### [GIVEN REQUEST]
Repeat the listing in full, exactly as it stands.

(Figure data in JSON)
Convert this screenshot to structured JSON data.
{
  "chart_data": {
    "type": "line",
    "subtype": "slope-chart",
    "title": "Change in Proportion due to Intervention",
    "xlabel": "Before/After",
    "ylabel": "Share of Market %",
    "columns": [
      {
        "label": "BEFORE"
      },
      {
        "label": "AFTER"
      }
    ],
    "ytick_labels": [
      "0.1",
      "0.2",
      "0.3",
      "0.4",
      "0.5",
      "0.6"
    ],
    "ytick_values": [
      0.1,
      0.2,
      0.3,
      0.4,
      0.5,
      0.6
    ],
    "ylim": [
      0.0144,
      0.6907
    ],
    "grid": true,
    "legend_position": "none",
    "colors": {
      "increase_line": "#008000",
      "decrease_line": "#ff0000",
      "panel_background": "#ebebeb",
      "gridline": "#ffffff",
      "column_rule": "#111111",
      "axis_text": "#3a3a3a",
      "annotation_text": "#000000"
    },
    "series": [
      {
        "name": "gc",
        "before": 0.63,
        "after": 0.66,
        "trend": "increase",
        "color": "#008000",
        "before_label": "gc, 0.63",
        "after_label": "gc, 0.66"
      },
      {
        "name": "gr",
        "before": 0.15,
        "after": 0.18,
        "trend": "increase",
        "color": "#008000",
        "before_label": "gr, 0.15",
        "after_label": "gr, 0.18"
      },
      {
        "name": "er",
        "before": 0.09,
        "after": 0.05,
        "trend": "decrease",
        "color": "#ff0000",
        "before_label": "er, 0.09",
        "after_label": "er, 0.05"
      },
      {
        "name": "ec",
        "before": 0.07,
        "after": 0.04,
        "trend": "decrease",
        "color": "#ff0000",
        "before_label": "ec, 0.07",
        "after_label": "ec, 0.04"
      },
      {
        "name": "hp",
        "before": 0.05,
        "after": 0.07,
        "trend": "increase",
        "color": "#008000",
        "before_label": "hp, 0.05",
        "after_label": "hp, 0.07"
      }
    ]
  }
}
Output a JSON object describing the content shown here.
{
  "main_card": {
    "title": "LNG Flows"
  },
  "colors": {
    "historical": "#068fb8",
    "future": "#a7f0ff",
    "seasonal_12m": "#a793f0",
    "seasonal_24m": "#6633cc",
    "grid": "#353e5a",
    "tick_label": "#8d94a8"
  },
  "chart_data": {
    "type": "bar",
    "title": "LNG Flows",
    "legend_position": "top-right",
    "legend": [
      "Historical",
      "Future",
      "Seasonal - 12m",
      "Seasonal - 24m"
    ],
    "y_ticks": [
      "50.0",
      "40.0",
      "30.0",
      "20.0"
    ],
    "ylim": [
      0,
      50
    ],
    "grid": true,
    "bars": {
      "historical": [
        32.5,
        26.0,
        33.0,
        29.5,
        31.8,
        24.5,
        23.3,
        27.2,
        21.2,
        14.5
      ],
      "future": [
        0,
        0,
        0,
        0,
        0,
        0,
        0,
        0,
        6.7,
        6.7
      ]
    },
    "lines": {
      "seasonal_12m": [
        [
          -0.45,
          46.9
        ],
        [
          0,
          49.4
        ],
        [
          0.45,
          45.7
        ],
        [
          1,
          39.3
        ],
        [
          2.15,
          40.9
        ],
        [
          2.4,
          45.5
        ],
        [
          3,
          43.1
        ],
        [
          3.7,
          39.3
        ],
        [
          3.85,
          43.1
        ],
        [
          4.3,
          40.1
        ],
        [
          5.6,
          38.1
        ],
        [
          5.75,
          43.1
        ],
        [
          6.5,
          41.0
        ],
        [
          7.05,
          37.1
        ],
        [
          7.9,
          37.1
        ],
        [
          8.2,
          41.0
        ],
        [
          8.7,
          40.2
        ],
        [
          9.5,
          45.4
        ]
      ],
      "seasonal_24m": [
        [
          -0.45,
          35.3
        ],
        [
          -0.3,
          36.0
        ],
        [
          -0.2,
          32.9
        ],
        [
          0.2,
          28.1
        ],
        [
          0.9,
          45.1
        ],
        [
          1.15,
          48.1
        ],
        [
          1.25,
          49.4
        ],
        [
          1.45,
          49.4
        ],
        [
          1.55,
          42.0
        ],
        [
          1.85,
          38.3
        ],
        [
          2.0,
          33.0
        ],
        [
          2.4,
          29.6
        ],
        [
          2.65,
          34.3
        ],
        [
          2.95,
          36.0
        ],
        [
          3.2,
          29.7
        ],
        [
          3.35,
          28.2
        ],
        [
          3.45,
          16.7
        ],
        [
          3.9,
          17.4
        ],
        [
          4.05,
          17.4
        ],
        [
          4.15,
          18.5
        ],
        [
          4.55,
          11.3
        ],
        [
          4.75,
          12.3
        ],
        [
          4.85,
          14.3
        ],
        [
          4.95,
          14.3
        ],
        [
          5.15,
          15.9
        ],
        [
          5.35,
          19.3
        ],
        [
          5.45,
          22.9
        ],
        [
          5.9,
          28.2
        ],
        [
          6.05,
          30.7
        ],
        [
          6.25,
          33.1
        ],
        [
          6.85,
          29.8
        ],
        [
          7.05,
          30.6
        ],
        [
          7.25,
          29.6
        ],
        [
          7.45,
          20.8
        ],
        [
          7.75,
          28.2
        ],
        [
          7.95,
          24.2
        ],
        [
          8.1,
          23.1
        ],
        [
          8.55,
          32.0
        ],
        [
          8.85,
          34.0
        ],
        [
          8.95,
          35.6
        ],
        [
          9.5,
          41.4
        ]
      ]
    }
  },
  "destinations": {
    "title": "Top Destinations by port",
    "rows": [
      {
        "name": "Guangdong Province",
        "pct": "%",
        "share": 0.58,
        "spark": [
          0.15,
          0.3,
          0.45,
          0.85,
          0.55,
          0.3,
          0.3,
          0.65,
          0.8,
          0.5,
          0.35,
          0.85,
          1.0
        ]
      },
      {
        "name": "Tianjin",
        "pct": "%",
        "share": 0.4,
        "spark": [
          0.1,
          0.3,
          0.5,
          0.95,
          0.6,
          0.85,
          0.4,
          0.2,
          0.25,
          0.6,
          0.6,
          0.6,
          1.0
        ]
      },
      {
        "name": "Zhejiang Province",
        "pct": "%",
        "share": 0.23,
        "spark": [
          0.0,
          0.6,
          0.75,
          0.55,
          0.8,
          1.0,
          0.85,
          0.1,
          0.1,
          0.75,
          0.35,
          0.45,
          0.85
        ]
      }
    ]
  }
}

### [ANSWER TO THE PROBLEM]
Convert this screenshot to structured JSON data.
{
  "chart_data": {
    "type": "line",
    "subtype": "slope-chart",
    "title": "Change in Proportion due to Intervention",
    "xlabel": "Before/After",
    "ylabel": "Share of Market %",
    "columns": [
      {
        "label": "BEFORE"
      },
      {
        "label": "AFTER"
      }
    ],
    "ytick_labels": [
      "0.1",
      "0.2",
      "0.3",
      "0.4",
      "0.5",
      "0.6"
    ],
    "ytick_values": [
      0.1,
      0.2,
      0.3,
      0.4,
      0.5,
      0.6
    ],
    "ylim": [
      0.0144,
      0.6907
    ],
    "grid": true,
    "legend_position": "none",
    "colors": {
      "increase_line": "#008000",
      "decrease_line": "#ff0000",
      "panel_background": "#ebebeb",
      "gridline": "#ffffff",
      "column_rule": "#111111",
      "axis_text": "#3a3a3a",
      "annotation_text": "#000000"
    },
    "series": [
      {
        "name": "gc",
        "before": 0.63,
        "after": 0.66,
        "trend": "increase",
        "color": "#008000",
        "before_label": "gc, 0.63",
        "after_label": "gc, 0.66"
      },
      {
        "name": "gr",
        "before": 0.15,
        "after": 0.18,
        "trend": "increase",
        "color": "#008000",
        "before_label": "gr, 0.15",
        "after_label": "gr, 0.18"
      },
      {
        "name": "er",
        "before": 0.09,
        "after": 0.05,
        "trend": "decrease",
        "color": "#ff0000",
        "before_label": "er, 0.09",
        "after_label": "er, 0.05"
      },
      {
        "name": "ec",
        "before": 0.07,
        "after": 0.04,
        "trend": "decrease",
        "color": "#ff0000",
        "before_label": "ec, 0.07",
        "after_label": "ec, 0.04"
      },
      {
        "name": "hp",
        "before": 0.05,
        "after": 0.07,
        "trend": "increase",
        "color": "#008000",
        "before_label": "hp, 0.05",
        "after_label": "hp, 0.07"
      }
    ]
  }
}
Output a JSON object describing the content shown here.
{
  "main_card": {
    "title": "LNG Flows"
  },
  "colors": {
    "historical": "#068fb8",
    "future": "#a7f0ff",
    "seasonal_12m": "#a793f0",
    "seasonal_24m": "#6633cc",
    "grid": "#353e5a",
    "tick_label": "#8d94a8"
  },
  "chart_data": {
    "type": "bar",
    "title": "LNG Flows",
    "legend_position": "top-right",
    "legend": [
      "Historical",
      "Future",
      "Seasonal - 12m",
      "Seasonal - 24m"
    ],
    "y_ticks": [
      "50.0",
      "40.0",
      "30.0",
      "20.0"
    ],
    "ylim": [
      0,
      50
    ],
    "grid": true,
    "bars": {
      "historical": [
        32.5,
        26.0,
        33.0,
        29.5,
        31.8,
        24.5,
        23.3,
        27.2,
        21.2,
        14.5
      ],
      "future": [
        0,
        0,
        0,
        0,
        0,
        0,
        0,
        0,
        6.7,
        6.7
      ]
    },
    "lines": {
      "seasonal_12m": [
        [
          -0.45,
          46.9
        ],
        [
          0,
          49.4
        ],
        [
          0.45,
          45.7
        ],
        [
          1,
          39.3
        ],
        [
          2.15,
          40.9
        ],
        [
          2.4,
          45.5
        ],
        [
          3,
          43.1
        ],
        [
          3.7,
          39.3
        ],
        [
          3.85,
          43.1
        ],
        [
          4.3,
          40.1
        ],
        [
          5.6,
          38.1
        ],
        [
          5.75,
          43.1
        ],
        [
          6.5,
          41.0
        ],
        [
          7.05,
          37.1
        ],
        [
          7.9,
          37.1
        ],
        [
          8.2,
          41.0
        ],
        [
          8.7,
          40.2
        ],
        [
          9.5,
          45.4
        ]
      ],
      "seasonal_24m": [
        [
          -0.45,
          35.3
        ],
        [
          -0.3,
          36.0
        ],
        [
          -0.2,
          32.9
        ],
        [
          0.2,
          28.1
        ],
        [
          0.9,
          45.1
        ],
        [
          1.15,
          48.1
        ],
        [
          1.25,
          49.4
        ],
        [
          1.45,
          49.4
        ],
        [
          1.55,
          42.0
        ],
        [
          1.85,
          38.3
        ],
        [
          2.0,
          33.0
        ],
        [
          2.4,
          29.6
        ],
        [
          2.65,
          34.3
        ],
        [
          2.95,
          36.0
        ],
        [
          3.2,
          29.7
        ],
        [
          3.35,
          28.2
        ],
        [
          3.45,
          16.7
        ],
        [
          3.9,
          17.4
        ],
        [
          4.05,
          17.4
        ],
        [
          4.15,
          18.5
        ],
        [
          4.55,
          11.3
        ],
        [
          4.75,
          12.3
        ],
        [
          4.85,
          14.3
        ],
        [
          4.95,
          14.3
        ],
        [
          5.15,
          15.9
        ],
        [
          5.35,
          19.3
        ],
        [
          5.45,
          22.9
        ],
        [
          5.9,
          28.2
        ],
        [
          6.05,
          30.7
        ],
        [
          6.25,
          33.1
        ],
        [
          6.85,
          29.8
        ],
        [
          7.05,
          30.6
        ],
        [
          7.25,
          29.6
        ],
        [
          7.45,
          20.8
        ],
        [
          7.75,
          28.2
        ],
        [
          7.95,
          24.2
        ],
        [
          8.1,
          23.1
        ],
        [
          8.55,
          32.0
        ],
        [
          8.85,
          34.0
        ],
        [
          8.95,
          35.6
        ],
        [
          9.5,
          41.4
        ]
      ]
    }
  },
  "destinations": {
    "title": "Top Destinations by port",
    "rows": [
      {
        "name": "Guangdong Province",
        "pct": "%",
        "share": 0.58,
        "spark": [
          0.15,
          0.3,
          0.45,
          0.85,
          0.55,
          0.3,
          0.3,
          0.65,
          0.8,
          0.5,
          0.35,
          0.85,
          1.0
        ]
      },
      {
        "name": "Tianjin",
        "pct": "%",
        "share": 0.4,
        "spark": [
          0.1,
          0.3,
          0.5,
          0.95,
          0.6,
          0.85,
          0.4,
          0.2,
          0.25,
          0.6,
          0.6,
          0.6,
          1.0
        ]
      },
      {
        "name": "Zhejiang Province",
        "pct": "%",
        "share": 0.23,
        "spark": [
          0.0,
          0.6,
          0.75,
          0.55,
          0.8,
          1.0,
          0.85,
          0.1,
          0.1,
          0.75,
          0.35,
          0.45,
          0.85
        ]
      }
    ]
  }
}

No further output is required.